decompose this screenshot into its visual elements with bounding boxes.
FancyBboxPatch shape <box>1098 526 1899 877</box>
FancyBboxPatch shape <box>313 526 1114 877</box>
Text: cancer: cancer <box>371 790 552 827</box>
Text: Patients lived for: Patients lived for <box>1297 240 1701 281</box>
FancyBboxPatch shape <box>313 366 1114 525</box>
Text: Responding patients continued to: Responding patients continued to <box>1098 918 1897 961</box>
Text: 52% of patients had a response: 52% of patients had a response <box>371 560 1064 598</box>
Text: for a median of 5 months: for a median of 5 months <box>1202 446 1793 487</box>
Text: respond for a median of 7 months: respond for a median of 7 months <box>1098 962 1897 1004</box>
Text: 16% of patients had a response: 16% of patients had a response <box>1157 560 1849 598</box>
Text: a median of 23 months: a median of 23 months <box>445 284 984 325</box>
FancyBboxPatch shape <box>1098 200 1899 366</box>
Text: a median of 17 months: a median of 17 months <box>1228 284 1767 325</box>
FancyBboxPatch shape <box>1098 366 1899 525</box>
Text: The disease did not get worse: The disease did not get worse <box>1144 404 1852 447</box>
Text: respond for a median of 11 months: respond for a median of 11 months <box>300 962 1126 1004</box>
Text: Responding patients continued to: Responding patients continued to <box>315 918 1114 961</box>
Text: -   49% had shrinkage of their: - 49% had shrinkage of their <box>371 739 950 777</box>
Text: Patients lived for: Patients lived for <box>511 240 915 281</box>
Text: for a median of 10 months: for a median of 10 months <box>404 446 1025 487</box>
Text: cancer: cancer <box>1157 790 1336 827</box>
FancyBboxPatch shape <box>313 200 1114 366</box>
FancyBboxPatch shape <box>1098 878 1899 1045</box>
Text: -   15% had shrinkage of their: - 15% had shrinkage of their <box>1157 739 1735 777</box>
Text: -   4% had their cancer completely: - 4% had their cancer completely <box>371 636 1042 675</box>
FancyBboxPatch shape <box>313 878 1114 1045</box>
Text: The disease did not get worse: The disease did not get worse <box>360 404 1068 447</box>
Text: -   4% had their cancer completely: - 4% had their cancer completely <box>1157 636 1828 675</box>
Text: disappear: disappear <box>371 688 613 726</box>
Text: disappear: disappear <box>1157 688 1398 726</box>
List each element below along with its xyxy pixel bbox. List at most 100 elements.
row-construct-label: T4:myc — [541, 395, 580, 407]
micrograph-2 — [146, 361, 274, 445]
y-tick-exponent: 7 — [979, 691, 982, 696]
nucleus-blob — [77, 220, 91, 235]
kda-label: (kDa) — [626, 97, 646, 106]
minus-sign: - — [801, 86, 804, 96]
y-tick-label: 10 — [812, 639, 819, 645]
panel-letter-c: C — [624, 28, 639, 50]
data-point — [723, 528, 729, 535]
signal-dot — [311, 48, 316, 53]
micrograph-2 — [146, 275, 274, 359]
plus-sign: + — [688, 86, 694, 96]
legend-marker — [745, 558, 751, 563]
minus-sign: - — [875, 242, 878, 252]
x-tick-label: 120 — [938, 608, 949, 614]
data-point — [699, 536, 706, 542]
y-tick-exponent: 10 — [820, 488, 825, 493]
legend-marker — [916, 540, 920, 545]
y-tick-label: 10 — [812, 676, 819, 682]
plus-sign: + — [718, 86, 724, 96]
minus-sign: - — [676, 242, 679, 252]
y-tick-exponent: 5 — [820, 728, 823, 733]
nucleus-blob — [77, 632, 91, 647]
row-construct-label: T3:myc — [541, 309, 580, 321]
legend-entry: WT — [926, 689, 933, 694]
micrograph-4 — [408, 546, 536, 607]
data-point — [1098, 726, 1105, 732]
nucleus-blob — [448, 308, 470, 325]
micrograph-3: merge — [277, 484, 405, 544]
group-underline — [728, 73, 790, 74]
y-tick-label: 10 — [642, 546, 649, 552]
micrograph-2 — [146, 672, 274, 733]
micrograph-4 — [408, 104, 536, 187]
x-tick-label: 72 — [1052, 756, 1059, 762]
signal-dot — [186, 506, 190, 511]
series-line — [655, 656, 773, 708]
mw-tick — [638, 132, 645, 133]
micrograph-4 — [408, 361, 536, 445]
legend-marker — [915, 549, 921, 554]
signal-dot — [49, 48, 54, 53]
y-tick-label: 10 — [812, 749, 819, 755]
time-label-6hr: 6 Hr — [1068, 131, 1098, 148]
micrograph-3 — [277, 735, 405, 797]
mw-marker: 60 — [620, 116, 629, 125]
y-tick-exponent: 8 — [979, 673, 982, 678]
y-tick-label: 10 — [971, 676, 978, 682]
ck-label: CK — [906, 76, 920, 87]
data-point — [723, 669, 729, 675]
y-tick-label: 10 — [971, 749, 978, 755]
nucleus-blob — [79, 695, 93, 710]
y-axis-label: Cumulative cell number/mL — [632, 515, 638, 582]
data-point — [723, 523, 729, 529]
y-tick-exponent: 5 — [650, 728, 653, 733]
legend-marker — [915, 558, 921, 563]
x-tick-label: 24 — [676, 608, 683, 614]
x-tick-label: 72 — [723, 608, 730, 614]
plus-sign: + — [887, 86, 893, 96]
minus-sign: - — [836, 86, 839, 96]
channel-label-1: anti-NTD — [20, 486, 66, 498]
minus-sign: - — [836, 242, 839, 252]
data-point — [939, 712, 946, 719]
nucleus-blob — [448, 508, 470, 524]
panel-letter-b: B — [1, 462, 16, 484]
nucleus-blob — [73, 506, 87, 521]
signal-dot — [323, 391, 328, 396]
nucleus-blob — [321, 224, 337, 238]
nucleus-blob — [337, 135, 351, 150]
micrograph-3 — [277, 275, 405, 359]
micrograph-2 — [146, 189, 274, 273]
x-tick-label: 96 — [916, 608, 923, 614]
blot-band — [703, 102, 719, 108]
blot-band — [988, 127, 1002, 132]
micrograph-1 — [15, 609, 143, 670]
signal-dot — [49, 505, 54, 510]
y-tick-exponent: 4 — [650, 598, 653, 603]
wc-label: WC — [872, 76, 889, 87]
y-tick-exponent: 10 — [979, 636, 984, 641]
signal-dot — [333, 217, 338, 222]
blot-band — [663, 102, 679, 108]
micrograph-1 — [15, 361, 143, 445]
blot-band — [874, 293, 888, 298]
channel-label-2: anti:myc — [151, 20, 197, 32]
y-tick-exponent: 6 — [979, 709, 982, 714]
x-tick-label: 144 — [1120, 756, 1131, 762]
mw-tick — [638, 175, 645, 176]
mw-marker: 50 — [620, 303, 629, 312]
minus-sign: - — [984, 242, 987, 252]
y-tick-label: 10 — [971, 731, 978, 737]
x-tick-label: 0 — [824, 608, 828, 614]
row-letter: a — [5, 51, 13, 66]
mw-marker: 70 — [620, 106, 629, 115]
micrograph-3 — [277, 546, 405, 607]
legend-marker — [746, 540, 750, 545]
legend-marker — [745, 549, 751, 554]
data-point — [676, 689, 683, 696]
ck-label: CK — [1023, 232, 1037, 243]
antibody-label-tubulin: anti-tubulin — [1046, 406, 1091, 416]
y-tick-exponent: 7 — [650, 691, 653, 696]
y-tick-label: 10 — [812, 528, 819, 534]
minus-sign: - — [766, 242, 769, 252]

○ ○ ○ ○ ○ ○ ○

*Required work*. Print out each line of the data exactly.

*Expected output*.
decompose this screenshot into its visual elements with bounding boxes.
FancyBboxPatch shape <box>1098 526 1899 877</box>
FancyBboxPatch shape <box>313 526 1114 877</box>
Text: cancer: cancer <box>371 790 552 827</box>
Text: Patients lived for: Patients lived for <box>1297 240 1701 281</box>
FancyBboxPatch shape <box>313 366 1114 525</box>
Text: Responding patients continued to: Responding patients continued to <box>1098 918 1897 961</box>
Text: 52% of patients had a response: 52% of patients had a response <box>371 560 1064 598</box>
Text: for a median of 5 months: for a median of 5 months <box>1202 446 1793 487</box>
Text: respond for a median of 7 months: respond for a median of 7 months <box>1098 962 1897 1004</box>
Text: 16% of patients had a response: 16% of patients had a response <box>1157 560 1849 598</box>
Text: a median of 23 months: a median of 23 months <box>445 284 984 325</box>
FancyBboxPatch shape <box>1098 200 1899 366</box>
Text: a median of 17 months: a median of 17 months <box>1228 284 1767 325</box>
FancyBboxPatch shape <box>1098 366 1899 525</box>
Text: The disease did not get worse: The disease did not get worse <box>1144 404 1852 447</box>
Text: respond for a median of 11 months: respond for a median of 11 months <box>300 962 1126 1004</box>
Text: Responding patients continued to: Responding patients continued to <box>315 918 1114 961</box>
Text: -   49% had shrinkage of their: - 49% had shrinkage of their <box>371 739 950 777</box>
Text: Patients lived for: Patients lived for <box>511 240 915 281</box>
Text: for a median of 10 months: for a median of 10 months <box>404 446 1025 487</box>
Text: cancer: cancer <box>1157 790 1336 827</box>
FancyBboxPatch shape <box>313 200 1114 366</box>
FancyBboxPatch shape <box>1098 878 1899 1045</box>
Text: -   15% had shrinkage of their: - 15% had shrinkage of their <box>1157 739 1735 777</box>
Text: -   4% had their cancer completely: - 4% had their cancer completely <box>371 636 1042 675</box>
FancyBboxPatch shape <box>313 878 1114 1045</box>
Text: The disease did not get worse: The disease did not get worse <box>360 404 1068 447</box>
Text: -   4% had their cancer completely: - 4% had their cancer completely <box>1157 636 1828 675</box>
Text: disappear: disappear <box>371 688 613 726</box>
Text: disappear: disappear <box>1157 688 1398 726</box>
List each element below along with its xyxy pixel bbox. List at most 100 elements.
row-construct-label: T4:myc — [541, 395, 580, 407]
micrograph-2 — [146, 361, 274, 445]
y-tick-exponent: 7 — [979, 691, 982, 696]
nucleus-blob — [77, 220, 91, 235]
kda-label: (kDa) — [626, 97, 646, 106]
minus-sign: - — [801, 86, 804, 96]
y-tick-label: 10 — [812, 639, 819, 645]
panel-letter-c: C — [624, 28, 639, 50]
data-point — [723, 528, 729, 535]
signal-dot — [311, 48, 316, 53]
micrograph-2 — [146, 275, 274, 359]
plus-sign: + — [688, 86, 694, 96]
legend-marker — [745, 558, 751, 563]
minus-sign: - — [875, 242, 878, 252]
x-tick-label: 120 — [938, 608, 949, 614]
data-point — [699, 536, 706, 542]
y-tick-exponent: 10 — [820, 488, 825, 493]
legend-marker — [916, 540, 920, 545]
y-tick-label: 10 — [812, 676, 819, 682]
plus-sign: + — [718, 86, 724, 96]
minus-sign: - — [676, 242, 679, 252]
y-tick-exponent: 5 — [820, 728, 823, 733]
nucleus-blob — [77, 632, 91, 647]
row-construct-label: T3:myc — [541, 309, 580, 321]
legend-entry: WT — [926, 689, 933, 694]
micrograph-4 — [408, 546, 536, 607]
data-point — [1098, 726, 1105, 732]
nucleus-blob — [448, 308, 470, 325]
micrograph-3: merge — [277, 484, 405, 544]
group-underline — [728, 73, 790, 74]
y-tick-label: 10 — [642, 546, 649, 552]
micrograph-2 — [146, 672, 274, 733]
micrograph-4 — [408, 104, 536, 187]
x-tick-label: 72 — [1052, 756, 1059, 762]
signal-dot — [186, 506, 190, 511]
series-line — [655, 656, 773, 708]
mw-tick — [638, 132, 645, 133]
micrograph-4 — [408, 361, 536, 445]
legend-marker — [915, 549, 921, 554]
signal-dot — [49, 48, 54, 53]
y-tick-label: 10 — [812, 749, 819, 755]
time-label-6hr: 6 Hr — [1068, 131, 1098, 148]
micrograph-3 — [277, 735, 405, 797]
mw-marker: 60 — [620, 116, 629, 125]
y-tick-exponent: 8 — [979, 673, 982, 678]
y-tick-label: 10 — [971, 676, 978, 682]
ck-label: CK — [906, 76, 920, 87]
data-point — [723, 669, 729, 675]
y-tick-label: 10 — [971, 749, 978, 755]
nucleus-blob — [79, 695, 93, 710]
y-axis-label: Cumulative cell number/mL — [632, 515, 638, 582]
data-point — [723, 523, 729, 529]
y-tick-exponent: 5 — [650, 728, 653, 733]
legend-marker — [915, 558, 921, 563]
x-tick-label: 24 — [676, 608, 683, 614]
x-tick-label: 72 — [723, 608, 730, 614]
plus-sign: + — [887, 86, 893, 96]
minus-sign: - — [836, 86, 839, 96]
channel-label-1: anti-NTD — [20, 486, 66, 498]
minus-sign: - — [836, 242, 839, 252]
data-point — [939, 712, 946, 719]
nucleus-blob — [448, 508, 470, 524]
panel-letter-b: B — [1, 462, 16, 484]
nucleus-blob — [73, 506, 87, 521]
signal-dot — [323, 391, 328, 396]
nucleus-blob — [321, 224, 337, 238]
nucleus-blob — [337, 135, 351, 150]
micrograph-3 — [277, 275, 405, 359]
micrograph-2 — [146, 189, 274, 273]
x-tick-label: 96 — [916, 608, 923, 614]
blot-band — [703, 102, 719, 108]
blot-band — [988, 127, 1002, 132]
micrograph-1 — [15, 609, 143, 670]
signal-dot — [49, 505, 54, 510]
y-tick-exponent: 4 — [650, 598, 653, 603]
wc-label: WC — [872, 76, 889, 87]
y-tick-exponent: 10 — [979, 636, 984, 641]
signal-dot — [333, 217, 338, 222]
blot-band — [663, 102, 679, 108]
micrograph-1 — [15, 361, 143, 445]
blot-band — [874, 293, 888, 298]
channel-label-2: anti:myc — [151, 20, 197, 32]
y-tick-exponent: 6 — [979, 709, 982, 714]
x-tick-label: 144 — [1120, 756, 1131, 762]
mw-tick — [638, 175, 645, 176]
mw-marker: 50 — [620, 303, 629, 312]
minus-sign: - — [984, 242, 987, 252]
y-tick-label: 10 — [971, 731, 978, 737]
x-tick-label: 0 — [824, 608, 828, 614]
row-letter: a — [5, 51, 13, 66]
mw-marker: 70 — [620, 106, 629, 115]
micrograph-3 — [277, 546, 405, 607]
legend-marker — [746, 540, 750, 545]
legend-marker — [745, 549, 751, 554]
data-point — [676, 689, 683, 696]
ck-label: CK — [1023, 232, 1037, 243]
antibody-label-tubulin: anti-tubulin — [1046, 406, 1091, 416]
y-tick-exponent: 7 — [650, 691, 653, 696]
y-tick-label: 10 — [812, 528, 819, 534]
minus-sign: - — [766, 242, 769, 252]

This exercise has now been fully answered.